● The task
Leave out the pictures and retype exactly the lines from the line with "Give me a plain-text" through the end of the listing below.

● Given records
* BEGIN *
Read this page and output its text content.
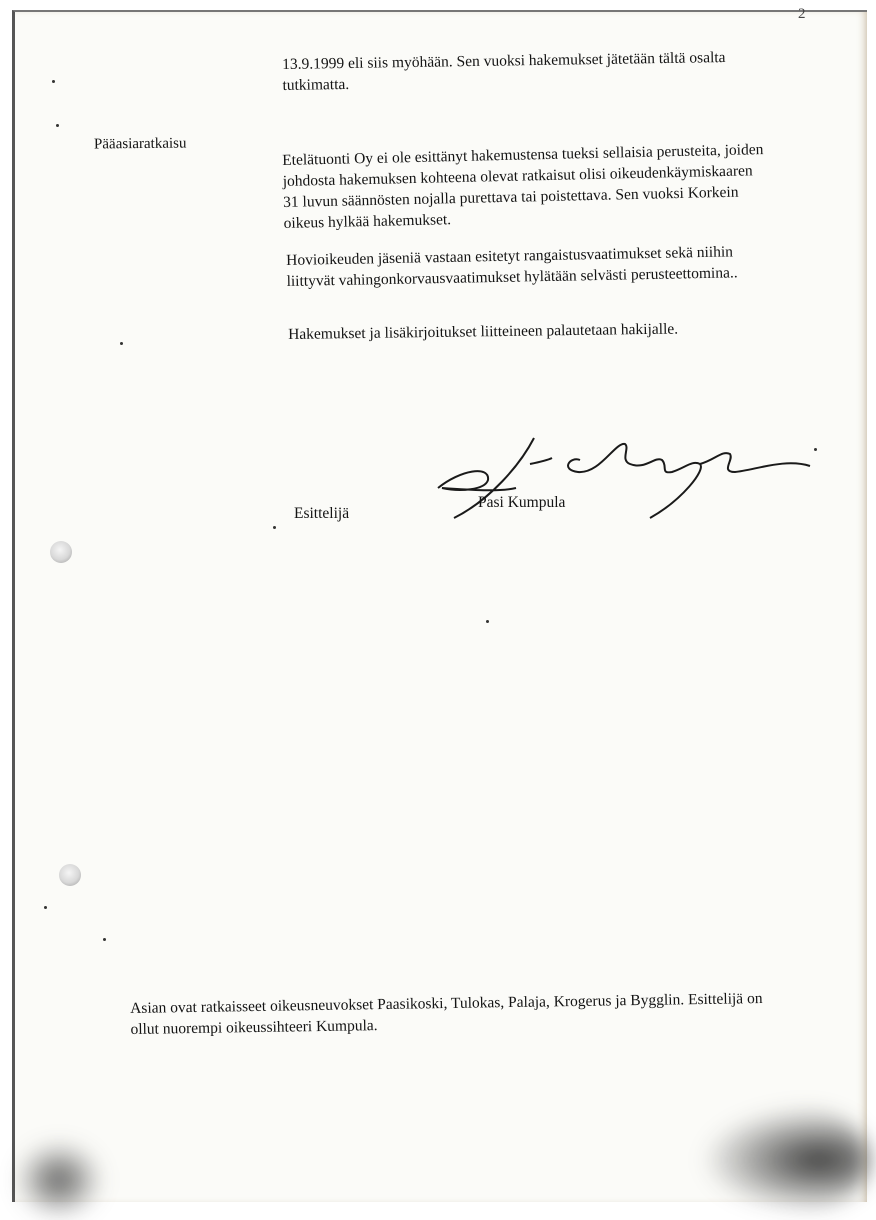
2
Pääasiaratkaisu
13.9.1999 eli siis myöhään. Sen vuoksi hakemukset jätetään tältä osalta
tutkimatta.
Etelätuonti Oy ei ole esittänyt hakemustensa tueksi sellaisia perusteita, joiden
johdosta hakemuksen kohteena olevat ratkaisut olisi oikeudenkäymiskaaren
31 luvun säännösten nojalla purettava tai poistettava. Sen vuoksi Korkein
oikeus hylkää hakemukset.
Hovioikeuden jäseniä vastaan esitetyt rangaistusvaatimukset sekä niihin
liittyvät vahingonkorvausvaatimukset hylätään selvästi perusteettomina..
Hakemukset ja lisäkirjoitukset liitteineen palautetaan hakijalle.
Esittelijä
Pasi Kumpula
Asian ovat ratkaisseet oikeusneuvokset Paasikoski, Tulokas, Palaja, Krogerus ja Bygglin. Esittelijä on
ollut nuorempi oikeussihteeri Kumpula.
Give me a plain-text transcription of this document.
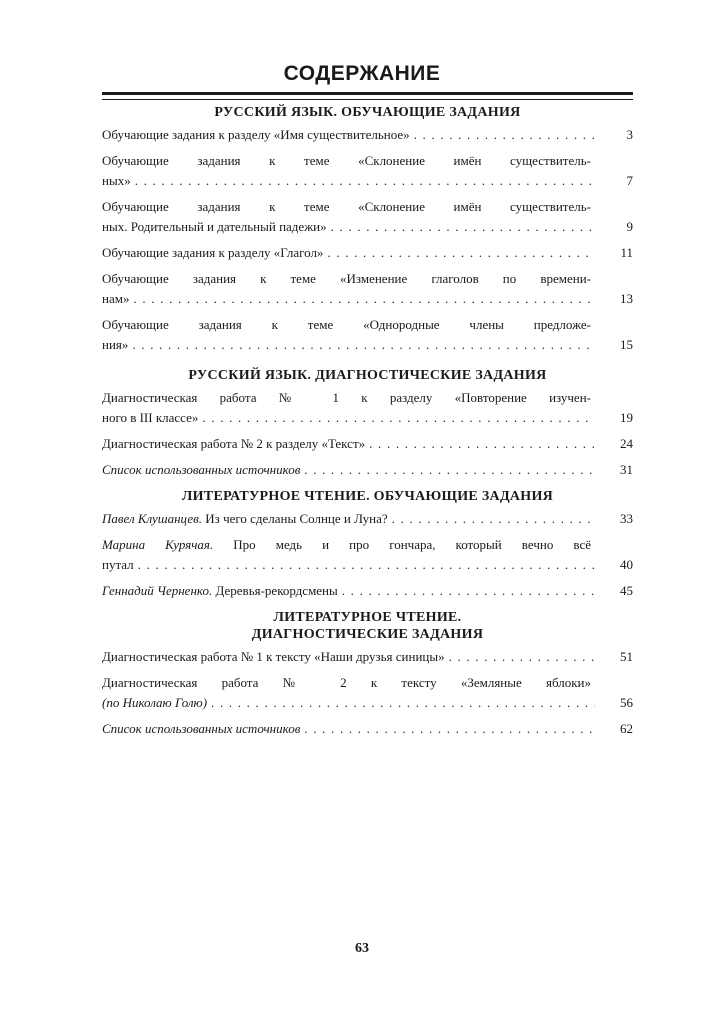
СОДЕРЖАНИЕ
РУССКИЙ ЯЗЫК. ОБУЧАЮЩИЕ ЗАДАНИЯ
Обучающие задания к разделу «Имя существительное» . . .	3
Обучающие задания к теме «Склонение имён существитель-
ных» . . .	7
Обучающие задания к теме «Склонение имён существитель-
ных. Родительный и дательный падежи» . . .	9
Обучающие задания к разделу «Глагол» . . .	11
Обучающие задания к теме «Изменение глаголов по времени-
нам» . . .	13
Обучающие задания к теме «Однородные члены предложе-
ния» . . .	15
РУССКИЙ ЯЗЫК. ДИАГНОСТИЧЕСКИЕ ЗАДАНИЯ
Диагностическая работа № 1 к разделу «Повторение изучен-
ного в III классе» . . .	19
Диагностическая работа № 2 к разделу «Текст» . . .	24
Список использованных источников . . .	31
ЛИТЕРАТУРНОЕ ЧТЕНИЕ. ОБУЧАЮЩИЕ ЗАДАНИЯ
Павел Клушанцев. Из чего сделаны Солнце и Луна? . . .	33
Марина Курячая. Про медь и про гончара, который вечно всё
путал . . .	40
Геннадий Черненко. Деревья-рекордсмены . . .	45
ЛИТЕРАТУРНОЕ ЧТЕНИЕ.
ДИАГНОСТИЧЕСКИЕ ЗАДАНИЯ
Диагностическая работа № 1 к тексту «Наши друзья синицы» . . .	51
Диагностическая работа № 2 к тексту «Земляные яблоки»
(по Николаю Голю) . . .	56
Список использованных источников . . .	62
63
* END *
● Task response
Give me a plain-text transcription of this document.
СОДЕРЖАНИЕ
РУССКИЙ ЯЗЫК. ОБУЧАЮЩИЕ ЗАДАНИЯ
Обучающие задания к разделу «Имя существительное» . . .	3
Обучающие задания к теме «Склонение имён существитель-
ных» . . .	7
Обучающие задания к теме «Склонение имён существитель-
ных. Родительный и дательный падежи» . . .	9
Обучающие задания к разделу «Глагол» . . .	11
Обучающие задания к теме «Изменение глаголов по времени-
нам» . . .	13
Обучающие задания к теме «Однородные члены предложе-
ния» . . .	15
РУССКИЙ ЯЗЫК. ДИАГНОСТИЧЕСКИЕ ЗАДАНИЯ
Диагностическая работа № 1 к разделу «Повторение изучен-
ного в III классе» . . .	19
Диагностическая работа № 2 к разделу «Текст» . . .	24
Список использованных источников . . .	31
ЛИТЕРАТУРНОЕ ЧТЕНИЕ. ОБУЧАЮЩИЕ ЗАДАНИЯ
Павел Клушанцев. Из чего сделаны Солнце и Луна? . . .	33
Марина Курячая. Про медь и про гончара, который вечно всё
путал . . .	40
Геннадий Черненко. Деревья-рекордсмены . . .	45
ЛИТЕРАТУРНОЕ ЧТЕНИЕ.
ДИАГНОСТИЧЕСКИЕ ЗАДАНИЯ
Диагностическая работа № 1 к тексту «Наши друзья синицы» . . .	51
Диагностическая работа № 2 к тексту «Земляные яблоки»
(по Николаю Голю) . . .	56
Список использованных источников . . .	62
63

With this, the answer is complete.